JOB:
Select the lines that contain "label" and copy each of them.
***
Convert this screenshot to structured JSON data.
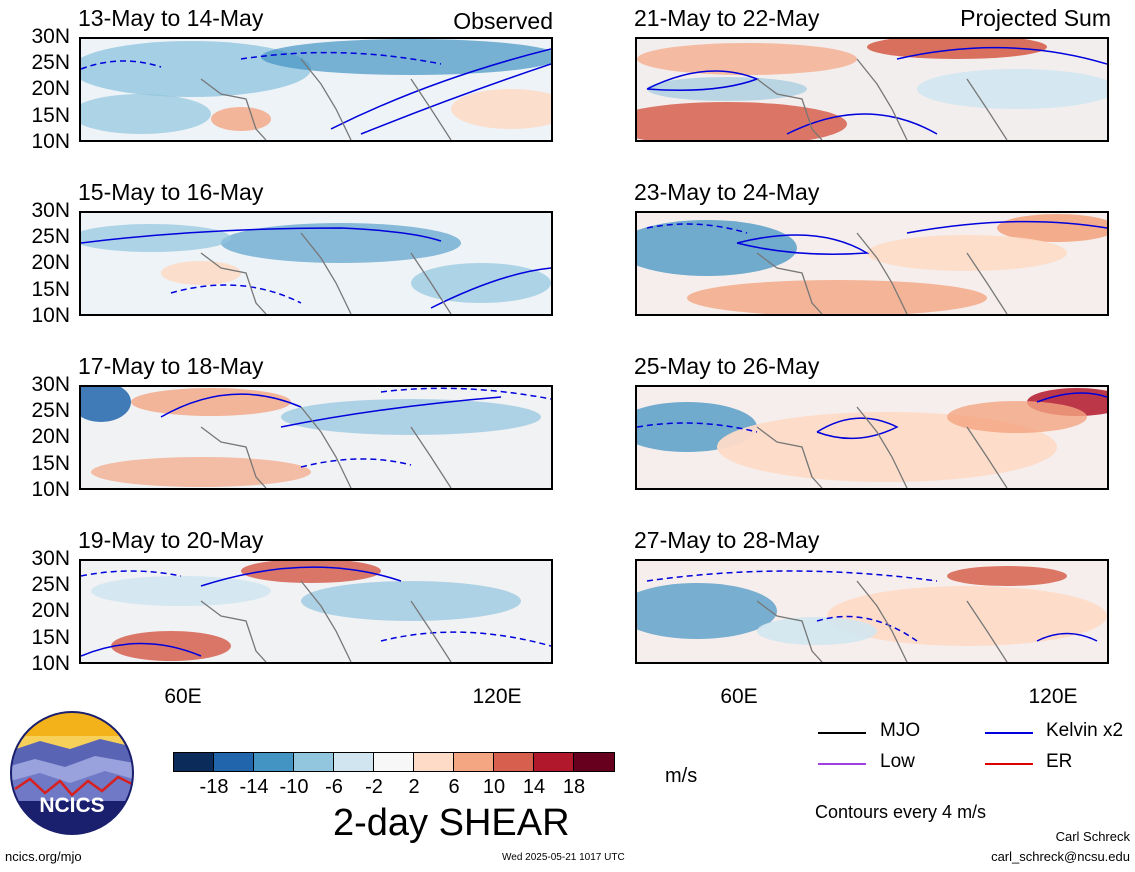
{
  "panels": [
    {
      "title": "13-May to 14-May",
      "corner": "Observed"
    },
    {
      "title": "21-May to 22-May",
      "corner": "Projected Sum"
    },
    {
      "title": "15-May to 16-May",
      "corner": ""
    },
    {
      "title": "23-May to 24-May",
      "corner": ""
    },
    {
      "title": "17-May to 18-May",
      "corner": ""
    },
    {
      "title": "25-May to 26-May",
      "corner": ""
    },
    {
      "title": "19-May to 20-May",
      "corner": ""
    },
    {
      "title": "27-May to 28-May",
      "corner": ""
    }
  ],
  "lat_ticks": [
    "30N",
    "25N",
    "20N",
    "15N",
    "10N"
  ],
  "lon_ticks": [
    "60E",
    "120E"
  ],
  "colorbar": {
    "ticks": [
      "-18",
      "-14",
      "-10",
      "-6",
      "-2",
      "2",
      "6",
      "10",
      "14",
      "18"
    ],
    "colors": [
      "#0b2c5b",
      "#2166ac",
      "#4393c3",
      "#92c5de",
      "#d1e5f0",
      "#f7f7f7",
      "#fddbc7",
      "#f4a582",
      "#d6604d",
      "#b2182b",
      "#67001f"
    ],
    "units": "m/s",
    "title": "2-day SHEAR"
  },
  "legend": {
    "items": [
      {
        "label": "MJO",
        "color": "#000000"
      },
      {
        "label": "Kelvin x2",
        "color": "#0000dd"
      },
      {
        "label": "Low",
        "color": "#a040e0"
      },
      {
        "label": "ER",
        "color": "#dd0000"
      }
    ],
    "note": "Contours every 4 m/s"
  },
  "logo": {
    "text": "NCICS"
  },
  "footer": {
    "url": "ncics.org/mjo",
    "timestamp": "Wed 2025-05-21 1017 UTC",
    "author": "Carl Schreck",
    "email": "carl_schreck@ncsu.edu"
  }
}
***
WRITTEN SOLUTION:
        "label": "MJO",
        "label": "Kelvin x2",
        "label": "Low",
        "label": "ER",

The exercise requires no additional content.